» Exercise description: Retype the listing that follows, exactly as written.

» Information given:
* * * *

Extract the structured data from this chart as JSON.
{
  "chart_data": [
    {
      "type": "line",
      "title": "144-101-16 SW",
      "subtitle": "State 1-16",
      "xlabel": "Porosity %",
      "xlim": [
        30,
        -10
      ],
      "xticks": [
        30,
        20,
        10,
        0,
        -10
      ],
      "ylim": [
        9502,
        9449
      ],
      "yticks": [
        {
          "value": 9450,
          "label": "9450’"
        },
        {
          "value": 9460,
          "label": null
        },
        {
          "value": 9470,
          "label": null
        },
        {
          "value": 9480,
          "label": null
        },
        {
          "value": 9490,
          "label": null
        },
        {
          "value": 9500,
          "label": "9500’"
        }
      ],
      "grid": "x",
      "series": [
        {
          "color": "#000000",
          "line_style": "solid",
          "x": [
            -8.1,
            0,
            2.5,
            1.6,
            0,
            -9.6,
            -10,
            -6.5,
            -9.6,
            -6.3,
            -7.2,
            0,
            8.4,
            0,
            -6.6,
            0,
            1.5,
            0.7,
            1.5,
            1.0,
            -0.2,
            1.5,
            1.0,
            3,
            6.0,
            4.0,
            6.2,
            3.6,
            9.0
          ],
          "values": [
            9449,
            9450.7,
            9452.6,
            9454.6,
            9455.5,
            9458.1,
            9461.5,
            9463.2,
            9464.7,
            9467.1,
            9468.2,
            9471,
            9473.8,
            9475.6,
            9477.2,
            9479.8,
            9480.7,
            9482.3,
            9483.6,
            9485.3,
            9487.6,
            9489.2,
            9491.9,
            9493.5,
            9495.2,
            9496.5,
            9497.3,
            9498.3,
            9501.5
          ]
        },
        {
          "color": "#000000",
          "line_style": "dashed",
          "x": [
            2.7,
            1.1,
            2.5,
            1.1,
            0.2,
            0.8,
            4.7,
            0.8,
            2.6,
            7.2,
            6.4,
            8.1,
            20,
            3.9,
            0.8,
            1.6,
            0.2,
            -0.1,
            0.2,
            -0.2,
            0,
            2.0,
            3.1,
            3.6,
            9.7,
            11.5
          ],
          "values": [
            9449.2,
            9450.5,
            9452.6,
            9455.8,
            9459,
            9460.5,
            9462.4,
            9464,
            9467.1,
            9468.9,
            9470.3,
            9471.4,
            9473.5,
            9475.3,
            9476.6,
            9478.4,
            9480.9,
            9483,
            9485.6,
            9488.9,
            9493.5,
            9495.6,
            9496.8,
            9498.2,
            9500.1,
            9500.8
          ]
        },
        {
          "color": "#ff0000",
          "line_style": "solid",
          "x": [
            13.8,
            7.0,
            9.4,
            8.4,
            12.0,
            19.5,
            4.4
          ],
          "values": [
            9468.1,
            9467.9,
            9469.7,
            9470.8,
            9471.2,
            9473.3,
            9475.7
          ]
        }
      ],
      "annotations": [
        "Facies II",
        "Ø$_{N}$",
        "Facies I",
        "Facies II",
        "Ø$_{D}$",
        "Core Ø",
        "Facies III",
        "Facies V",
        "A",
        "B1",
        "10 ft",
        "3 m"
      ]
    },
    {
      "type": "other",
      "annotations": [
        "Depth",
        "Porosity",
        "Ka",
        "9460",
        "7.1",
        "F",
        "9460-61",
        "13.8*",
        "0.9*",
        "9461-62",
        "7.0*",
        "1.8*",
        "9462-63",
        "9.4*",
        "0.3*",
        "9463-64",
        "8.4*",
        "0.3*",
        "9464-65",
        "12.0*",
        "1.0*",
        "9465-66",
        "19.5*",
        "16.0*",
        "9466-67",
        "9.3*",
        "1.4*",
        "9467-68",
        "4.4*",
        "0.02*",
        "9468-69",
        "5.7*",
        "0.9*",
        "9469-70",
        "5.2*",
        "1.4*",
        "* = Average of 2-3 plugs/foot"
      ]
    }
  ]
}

* * * *

» Output:
Extract the structured data from this chart as JSON.
{
  "chart_data": [
    {
      "type": "line",
      "title": "144-101-16 SW",
      "subtitle": "State 1-16",
      "xlabel": "Porosity %",
      "xlim": [
        30,
        -10
      ],
      "xticks": [
        30,
        20,
        10,
        0,
        -10
      ],
      "ylim": [
        9502,
        9449
      ],
      "yticks": [
        {
          "value": 9450,
          "label": "9450’"
        },
        {
          "value": 9460,
          "label": null
        },
        {
          "value": 9470,
          "label": null
        },
        {
          "value": 9480,
          "label": null
        },
        {
          "value": 9490,
          "label": null
        },
        {
          "value": 9500,
          "label": "9500’"
        }
      ],
      "grid": "x",
      "series": [
        {
          "color": "#000000",
          "line_style": "solid",
          "x": [
            -8.1,
            0,
            2.5,
            1.6,
            0,
            -9.6,
            -10,
            -6.5,
            -9.6,
            -6.3,
            -7.2,
            0,
            8.4,
            0,
            -6.6,
            0,
            1.5,
            0.7,
            1.5,
            1.0,
            -0.2,
            1.5,
            1.0,
            3,
            6.0,
            4.0,
            6.2,
            3.6,
            9.0
          ],
          "values": [
            9449,
            9450.7,
            9452.6,
            9454.6,
            9455.5,
            9458.1,
            9461.5,
            9463.2,
            9464.7,
            9467.1,
            9468.2,
            9471,
            9473.8,
            9475.6,
            9477.2,
            9479.8,
            9480.7,
            9482.3,
            9483.6,
            9485.3,
            9487.6,
            9489.2,
            9491.9,
            9493.5,
            9495.2,
            9496.5,
            9497.3,
            9498.3,
            9501.5
          ]
        },
        {
          "color": "#000000",
          "line_style": "dashed",
          "x": [
            2.7,
            1.1,
            2.5,
            1.1,
            0.2,
            0.8,
            4.7,
            0.8,
            2.6,
            7.2,
            6.4,
            8.1,
            20,
            3.9,
            0.8,
            1.6,
            0.2,
            -0.1,
            0.2,
            -0.2,
            0,
            2.0,
            3.1,
            3.6,
            9.7,
            11.5
          ],
          "values": [
            9449.2,
            9450.5,
            9452.6,
            9455.8,
            9459,
            9460.5,
            9462.4,
            9464,
            9467.1,
            9468.9,
            9470.3,
            9471.4,
            9473.5,
            9475.3,
            9476.6,
            9478.4,
            9480.9,
            9483,
            9485.6,
            9488.9,
            9493.5,
            9495.6,
            9496.8,
            9498.2,
            9500.1,
            9500.8
          ]
        },
        {
          "color": "#ff0000",
          "line_style": "solid",
          "x": [
            13.8,
            7.0,
            9.4,
            8.4,
            12.0,
            19.5,
            4.4
          ],
          "values": [
            9468.1,
            9467.9,
            9469.7,
            9470.8,
            9471.2,
            9473.3,
            9475.7
          ]
        }
      ],
      "annotations": [
        "Facies II",
        "Ø$_{N}$",
        "Facies I",
        "Facies II",
        "Ø$_{D}$",
        "Core Ø",
        "Facies III",
        "Facies V",
        "A",
        "B1",
        "10 ft",
        "3 m"
      ]
    },
    {
      "type": "other",
      "annotations": [
        "Depth",
        "Porosity",
        "Ka",
        "9460",
        "7.1",
        "F",
        "9460-61",
        "13.8*",
        "0.9*",
        "9461-62",
        "7.0*",
        "1.8*",
        "9462-63",
        "9.4*",
        "0.3*",
        "9463-64",
        "8.4*",
        "0.3*",
        "9464-65",
        "12.0*",
        "1.0*",
        "9465-66",
        "19.5*",
        "16.0*",
        "9466-67",
        "9.3*",
        "1.4*",
        "9467-68",
        "4.4*",
        "0.02*",
        "9468-69",
        "5.7*",
        "0.9*",
        "9469-70",
        "5.2*",
        "1.4*",
        "* = Average of 2-3 plugs/foot"
      ]
    }
  ]
}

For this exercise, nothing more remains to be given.